§ Предоставленный фрагмент:

Е. Г.: Конечно, естественно. И когда вы сравните очень упорядоченную при всех проблемах жизнь в Эстонии с жизнью, скажем, в Грузии, то для нормального, вернее, для средних слоев грузинского общества жизнь в Эстонии кажется не просто мечтой, а недостижимой мечтой, немыслимой мечтой. Но это никак не сказывается на оценке среднего эстонца того, что с ним происходит.   .

А. М.: Экономика не может сделаться «объективной» наукой прежде всего потому, что в ней действуют субъективные человеческие представления. Именно поэтому в ней точных законов.

Е. Г.: Да, этого нет, конечно. Есть законы, которые показывают, чтó необходимо, для того чтобы был устойчивый рост, в зависимости от чего будут расти цены, в зависимости от чего будут расти частные сбережения, как будет связана ставка процента с уровнем капитальных вложений. Эти закономерности есть. Но сказать, что исходя из этого можно взять и построить простую закономерную, жестко заданную конструкцию, гарантирующую успех, — такого, конечно, нет.

Скажем, вы создаете конструкцию корабля. Делая это, вы руководствуетесь целым рядом конструкционных закономерностей. Правильно? Они существуют. Они не зависят от того, скажем, сумеете вы или не сумеете спроектировать нормальный плавающий корабль. Но они не дают вам сами по себе никаких гарантий того, что вам удастся решить поставленную перед вами задачу.

А. М.: Потому что еще есть неизвестные параметры, неповторимые. И более того. По-видимому, для человеческой психики не существует пренебрежимо малых мелочей. Например, ес­ли на самолете ли, на корабле написать неприличное слово, то он поплывет точно так же. А если на спине у лидера партии написать это же самое слово и ему пойти и выступить на митинге, то впечатление он произведет уже совершенно не то.

Е. Г.: Абсолютно с вами согласен.

А. М.: И поэтому человеческие реакции не поддаются моделированию.

Е. Г.: На самом деле есть всегда в истории как бы стационарный режим, когда действуют устойчивые наборы сил, факторов, какие трудно свернуть с проложенного рельсового пути, и есть развилки, точки бифуркации.

А. М.: Подозреваю, что у жизни всякая точка является точкой бифуркации.

Е. Г.: Возможно, хотя, по моему глубокому убеждению, эта гипотеза делает реальные познания, прогнозирования малопродуктивными. Поэтому гипотеза в общем-то бесплодная. Она, возможно, справедлива на самом деле, но мы можем ориентироваться в текущей жизни исходя из представления о рельсовости значительной части пути. Сегодня дело зависит во многом от того, как, собственно, пойдет социально-экономическое развитие. Если нашим оппонентам удастся столкнуть нас с пути «демократического капитализма» на путь «чиновничьего капитализма» — с сильным государством, с коррумпированным государством, с протекционизмом к собственному бизнесу, — то этот вариант развития событий, к сожалению, абсолютно реален.

Если у нас будет работать открытая экономика с открытым рынком, то абсолютно нереален. Потому что открытый рынок — какой-то всеобщий уравнитель. В условиях нормального рынка вот такие олигархические структуры, в общем, все-таки воспроизводства не имеют.

§ Данные для обработки:

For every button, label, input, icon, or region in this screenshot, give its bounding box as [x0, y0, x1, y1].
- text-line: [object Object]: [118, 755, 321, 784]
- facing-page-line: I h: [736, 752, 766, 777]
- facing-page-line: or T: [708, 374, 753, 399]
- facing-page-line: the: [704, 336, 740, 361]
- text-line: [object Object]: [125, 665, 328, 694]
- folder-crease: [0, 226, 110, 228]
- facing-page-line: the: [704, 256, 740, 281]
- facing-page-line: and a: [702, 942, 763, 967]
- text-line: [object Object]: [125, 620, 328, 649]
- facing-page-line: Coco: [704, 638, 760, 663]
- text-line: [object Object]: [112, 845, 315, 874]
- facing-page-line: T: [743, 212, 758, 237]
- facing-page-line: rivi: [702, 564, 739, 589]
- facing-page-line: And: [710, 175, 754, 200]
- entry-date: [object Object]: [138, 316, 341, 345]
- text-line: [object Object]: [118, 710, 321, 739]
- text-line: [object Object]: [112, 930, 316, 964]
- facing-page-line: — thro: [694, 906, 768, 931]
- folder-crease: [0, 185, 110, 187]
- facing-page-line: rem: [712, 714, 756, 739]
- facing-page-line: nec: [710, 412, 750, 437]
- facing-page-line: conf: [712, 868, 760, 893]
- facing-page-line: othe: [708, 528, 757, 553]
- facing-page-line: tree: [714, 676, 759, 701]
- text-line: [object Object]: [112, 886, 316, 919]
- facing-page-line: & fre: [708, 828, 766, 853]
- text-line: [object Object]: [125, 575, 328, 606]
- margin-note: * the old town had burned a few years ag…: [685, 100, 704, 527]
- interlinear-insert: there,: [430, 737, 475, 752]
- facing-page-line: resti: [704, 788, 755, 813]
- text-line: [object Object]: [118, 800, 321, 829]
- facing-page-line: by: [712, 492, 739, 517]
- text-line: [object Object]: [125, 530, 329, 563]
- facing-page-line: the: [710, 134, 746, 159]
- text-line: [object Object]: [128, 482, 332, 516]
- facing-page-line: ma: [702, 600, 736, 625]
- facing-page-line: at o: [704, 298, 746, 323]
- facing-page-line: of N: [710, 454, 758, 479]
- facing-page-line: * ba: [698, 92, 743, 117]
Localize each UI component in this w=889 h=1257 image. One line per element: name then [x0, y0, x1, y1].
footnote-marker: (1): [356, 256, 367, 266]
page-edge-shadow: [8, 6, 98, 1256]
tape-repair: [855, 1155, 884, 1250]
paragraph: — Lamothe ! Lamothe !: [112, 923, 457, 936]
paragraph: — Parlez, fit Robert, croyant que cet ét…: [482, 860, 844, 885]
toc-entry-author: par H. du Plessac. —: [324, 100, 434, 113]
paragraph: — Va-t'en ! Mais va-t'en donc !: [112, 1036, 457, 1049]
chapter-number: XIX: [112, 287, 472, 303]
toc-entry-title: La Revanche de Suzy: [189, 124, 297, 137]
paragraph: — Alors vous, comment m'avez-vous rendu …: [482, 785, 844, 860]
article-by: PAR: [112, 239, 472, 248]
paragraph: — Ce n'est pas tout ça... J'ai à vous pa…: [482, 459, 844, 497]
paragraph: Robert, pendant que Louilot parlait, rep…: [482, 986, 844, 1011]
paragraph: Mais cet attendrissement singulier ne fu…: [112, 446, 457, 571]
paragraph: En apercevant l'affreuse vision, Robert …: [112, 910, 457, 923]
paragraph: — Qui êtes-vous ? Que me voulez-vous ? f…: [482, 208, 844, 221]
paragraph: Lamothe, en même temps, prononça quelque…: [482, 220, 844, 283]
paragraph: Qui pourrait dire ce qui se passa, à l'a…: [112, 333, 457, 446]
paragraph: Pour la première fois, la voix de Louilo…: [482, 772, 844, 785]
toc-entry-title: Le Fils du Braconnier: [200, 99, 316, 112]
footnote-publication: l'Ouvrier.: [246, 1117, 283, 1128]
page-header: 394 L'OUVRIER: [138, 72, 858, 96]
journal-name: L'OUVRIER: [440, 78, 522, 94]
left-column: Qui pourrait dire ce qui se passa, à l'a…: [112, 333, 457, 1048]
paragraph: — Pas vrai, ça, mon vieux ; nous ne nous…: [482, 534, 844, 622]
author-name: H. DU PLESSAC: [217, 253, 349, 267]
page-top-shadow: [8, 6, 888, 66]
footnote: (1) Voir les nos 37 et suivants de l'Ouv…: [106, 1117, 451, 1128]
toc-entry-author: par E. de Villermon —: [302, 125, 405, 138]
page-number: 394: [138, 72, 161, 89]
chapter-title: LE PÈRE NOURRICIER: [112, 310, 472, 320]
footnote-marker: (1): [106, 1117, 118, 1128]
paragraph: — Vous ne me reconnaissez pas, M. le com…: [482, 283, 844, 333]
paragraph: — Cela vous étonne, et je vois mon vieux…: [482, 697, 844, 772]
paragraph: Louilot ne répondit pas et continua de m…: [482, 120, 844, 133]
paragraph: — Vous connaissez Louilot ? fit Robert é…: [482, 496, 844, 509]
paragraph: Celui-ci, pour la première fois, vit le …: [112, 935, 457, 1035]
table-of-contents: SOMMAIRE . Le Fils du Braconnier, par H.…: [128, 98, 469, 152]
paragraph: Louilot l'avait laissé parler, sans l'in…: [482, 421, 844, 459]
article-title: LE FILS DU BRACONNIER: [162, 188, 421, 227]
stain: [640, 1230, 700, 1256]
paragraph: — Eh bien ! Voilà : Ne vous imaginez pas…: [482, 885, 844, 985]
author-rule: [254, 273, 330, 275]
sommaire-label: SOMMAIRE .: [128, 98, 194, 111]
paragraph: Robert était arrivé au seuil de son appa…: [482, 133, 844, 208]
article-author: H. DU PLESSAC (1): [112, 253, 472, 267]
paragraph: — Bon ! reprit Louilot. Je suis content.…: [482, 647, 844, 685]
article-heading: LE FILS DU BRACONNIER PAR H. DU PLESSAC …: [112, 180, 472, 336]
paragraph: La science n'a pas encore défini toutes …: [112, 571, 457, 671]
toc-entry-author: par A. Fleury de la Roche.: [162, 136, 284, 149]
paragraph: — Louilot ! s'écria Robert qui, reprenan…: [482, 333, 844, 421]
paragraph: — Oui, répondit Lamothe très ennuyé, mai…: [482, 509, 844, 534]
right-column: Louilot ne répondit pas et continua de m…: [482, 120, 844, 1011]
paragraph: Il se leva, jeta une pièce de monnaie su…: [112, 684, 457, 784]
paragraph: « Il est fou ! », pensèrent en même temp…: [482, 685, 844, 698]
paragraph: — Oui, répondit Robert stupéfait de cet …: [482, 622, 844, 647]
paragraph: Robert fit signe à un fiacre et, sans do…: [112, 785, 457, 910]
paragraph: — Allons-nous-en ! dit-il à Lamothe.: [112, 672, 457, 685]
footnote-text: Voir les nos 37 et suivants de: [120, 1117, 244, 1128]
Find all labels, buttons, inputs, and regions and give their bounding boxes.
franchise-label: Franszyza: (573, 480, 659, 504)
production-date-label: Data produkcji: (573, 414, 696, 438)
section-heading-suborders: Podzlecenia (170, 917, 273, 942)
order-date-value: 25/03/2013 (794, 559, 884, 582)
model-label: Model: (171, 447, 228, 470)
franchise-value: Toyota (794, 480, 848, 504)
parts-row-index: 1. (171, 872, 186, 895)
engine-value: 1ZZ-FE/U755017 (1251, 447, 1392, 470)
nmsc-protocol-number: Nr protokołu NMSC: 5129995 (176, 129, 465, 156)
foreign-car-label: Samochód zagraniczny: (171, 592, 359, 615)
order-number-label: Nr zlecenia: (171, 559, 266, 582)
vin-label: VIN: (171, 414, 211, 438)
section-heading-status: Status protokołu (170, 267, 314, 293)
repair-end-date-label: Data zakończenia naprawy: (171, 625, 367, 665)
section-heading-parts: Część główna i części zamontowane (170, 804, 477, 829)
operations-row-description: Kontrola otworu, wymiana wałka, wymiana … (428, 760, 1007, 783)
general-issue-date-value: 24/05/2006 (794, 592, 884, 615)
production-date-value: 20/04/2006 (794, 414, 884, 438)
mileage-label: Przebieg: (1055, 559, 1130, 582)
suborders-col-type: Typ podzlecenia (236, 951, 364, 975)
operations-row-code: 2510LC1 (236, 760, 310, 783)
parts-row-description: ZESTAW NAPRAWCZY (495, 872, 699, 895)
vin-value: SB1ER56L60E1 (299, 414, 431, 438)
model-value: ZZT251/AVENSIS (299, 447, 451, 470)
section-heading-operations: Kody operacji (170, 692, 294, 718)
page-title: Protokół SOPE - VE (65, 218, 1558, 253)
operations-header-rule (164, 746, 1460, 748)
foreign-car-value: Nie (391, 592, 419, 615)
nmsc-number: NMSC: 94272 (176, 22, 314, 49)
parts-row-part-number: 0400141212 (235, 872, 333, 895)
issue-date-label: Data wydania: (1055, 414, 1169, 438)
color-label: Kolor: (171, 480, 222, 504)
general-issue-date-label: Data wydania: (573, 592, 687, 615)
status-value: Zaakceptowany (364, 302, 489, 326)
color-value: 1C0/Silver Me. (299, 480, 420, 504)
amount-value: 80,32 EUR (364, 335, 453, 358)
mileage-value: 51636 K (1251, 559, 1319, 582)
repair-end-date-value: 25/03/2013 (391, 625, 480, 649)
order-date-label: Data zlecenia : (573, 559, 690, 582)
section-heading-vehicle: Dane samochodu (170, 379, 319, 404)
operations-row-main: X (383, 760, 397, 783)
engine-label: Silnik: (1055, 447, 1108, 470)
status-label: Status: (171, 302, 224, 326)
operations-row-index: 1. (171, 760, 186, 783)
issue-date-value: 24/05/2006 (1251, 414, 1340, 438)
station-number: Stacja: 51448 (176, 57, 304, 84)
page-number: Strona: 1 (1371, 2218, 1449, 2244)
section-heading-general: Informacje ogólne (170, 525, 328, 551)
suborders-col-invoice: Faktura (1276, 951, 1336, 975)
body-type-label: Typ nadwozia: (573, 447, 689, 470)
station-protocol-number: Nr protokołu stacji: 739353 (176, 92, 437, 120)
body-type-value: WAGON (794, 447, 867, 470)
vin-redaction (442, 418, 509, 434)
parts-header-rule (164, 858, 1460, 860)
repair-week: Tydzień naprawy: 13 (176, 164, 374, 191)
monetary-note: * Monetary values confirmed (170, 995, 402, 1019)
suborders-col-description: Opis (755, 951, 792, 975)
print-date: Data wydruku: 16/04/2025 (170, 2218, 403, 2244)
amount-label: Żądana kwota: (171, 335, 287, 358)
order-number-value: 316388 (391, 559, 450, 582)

§ Требования:
1. С жизнью в какой стране сравнивается упорядоченная жизнь в Эстонии в предоставленном фрагменте?
2. Выведите без изменений часть записей от их первой строки до строки, содержащей «- facing-page-line: rem: [712, 714, 756, 739]», включив обе границы.

§ Готовые ответы:
1. С жизнью в Грузии.

2.
For every button, label, input, icon, or region in this screenshot, give its bounding box as [x0, y0, x1, y1].
- text-line: [object Object]: [118, 755, 321, 784]
- facing-page-line: I h: [736, 752, 766, 777]
- facing-page-line: or T: [708, 374, 753, 399]
- facing-page-line: the: [704, 336, 740, 361]
- text-line: [object Object]: [125, 665, 328, 694]
- folder-crease: [0, 226, 110, 228]
- facing-page-line: the: [704, 256, 740, 281]
- facing-page-line: and a: [702, 942, 763, 967]
- text-line: [object Object]: [125, 620, 328, 649]
- facing-page-line: Coco: [704, 638, 760, 663]
- text-line: [object Object]: [112, 845, 315, 874]
- facing-page-line: T: [743, 212, 758, 237]
- facing-page-line: rivi: [702, 564, 739, 589]
- facing-page-line: And: [710, 175, 754, 200]
- entry-date: [object Object]: [138, 316, 341, 345]
- text-line: [object Object]: [118, 710, 321, 739]
- text-line: [object Object]: [112, 930, 316, 964]
- facing-page-line: — thro: [694, 906, 768, 931]
- folder-crease: [0, 185, 110, 187]
- facing-page-line: rem: [712, 714, 756, 739]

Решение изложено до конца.